**PROBLEM DETAILS**
Images are not part of the copy; write out the rest of the data exactly as given.

**DATA**
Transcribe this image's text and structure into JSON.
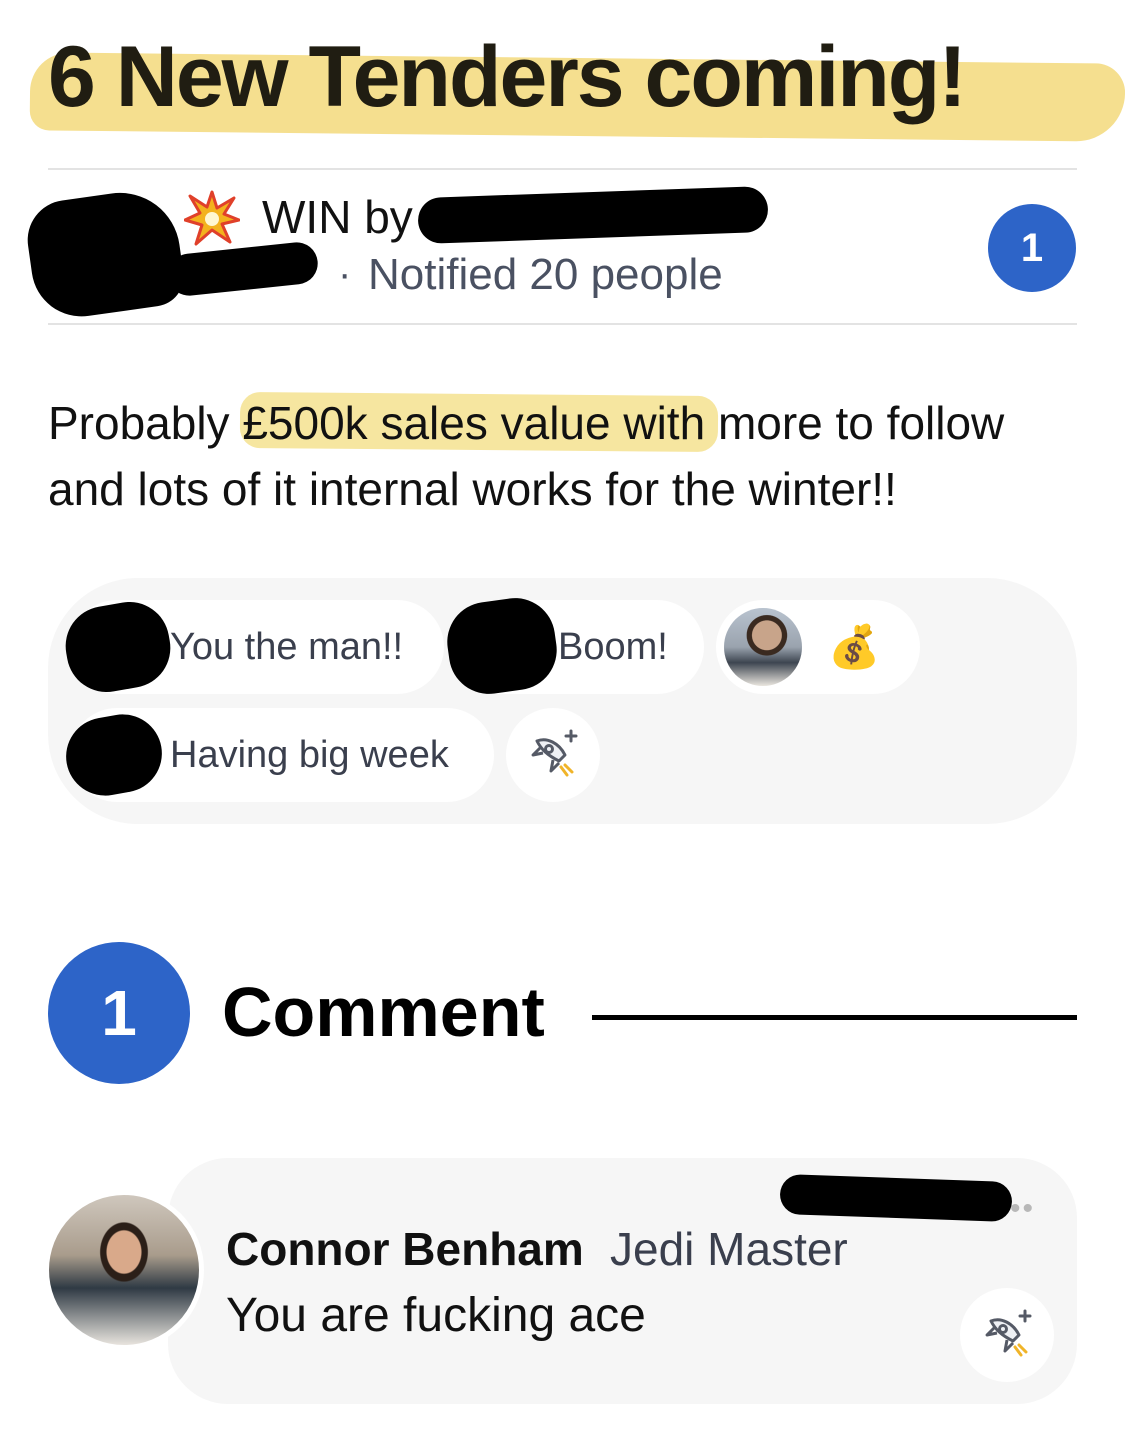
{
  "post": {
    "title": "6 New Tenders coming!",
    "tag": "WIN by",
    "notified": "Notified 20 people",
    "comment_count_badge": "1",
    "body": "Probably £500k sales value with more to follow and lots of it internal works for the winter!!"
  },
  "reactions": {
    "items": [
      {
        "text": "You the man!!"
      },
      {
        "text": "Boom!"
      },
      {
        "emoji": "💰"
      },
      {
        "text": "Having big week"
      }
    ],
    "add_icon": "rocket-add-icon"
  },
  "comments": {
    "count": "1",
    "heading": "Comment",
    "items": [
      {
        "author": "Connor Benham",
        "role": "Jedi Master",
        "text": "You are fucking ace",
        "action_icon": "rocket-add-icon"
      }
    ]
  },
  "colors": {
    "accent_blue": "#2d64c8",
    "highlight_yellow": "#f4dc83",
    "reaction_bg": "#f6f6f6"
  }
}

**SOLVED EXERCISE**
Transcribe this image's text and structure into JSON.
{
  "post": {
    "title": "6 New Tenders coming!",
    "tag": "WIN by",
    "notified": "Notified 20 people",
    "comment_count_badge": "1",
    "body": "Probably £500k sales value with more to follow and lots of it internal works for the winter!!"
  },
  "reactions": {
    "items": [
      {
        "text": "You the man!!"
      },
      {
        "text": "Boom!"
      },
      {
        "emoji": "💰"
      },
      {
        "text": "Having big week"
      }
    ],
    "add_icon": "rocket-add-icon"
  },
  "comments": {
    "count": "1",
    "heading": "Comment",
    "items": [
      {
        "author": "Connor Benham",
        "role": "Jedi Master",
        "text": "You are fucking ace",
        "action_icon": "rocket-add-icon"
      }
    ]
  },
  "colors": {
    "accent_blue": "#2d64c8",
    "highlight_yellow": "#f4dc83",
    "reaction_bg": "#f6f6f6"
  }
}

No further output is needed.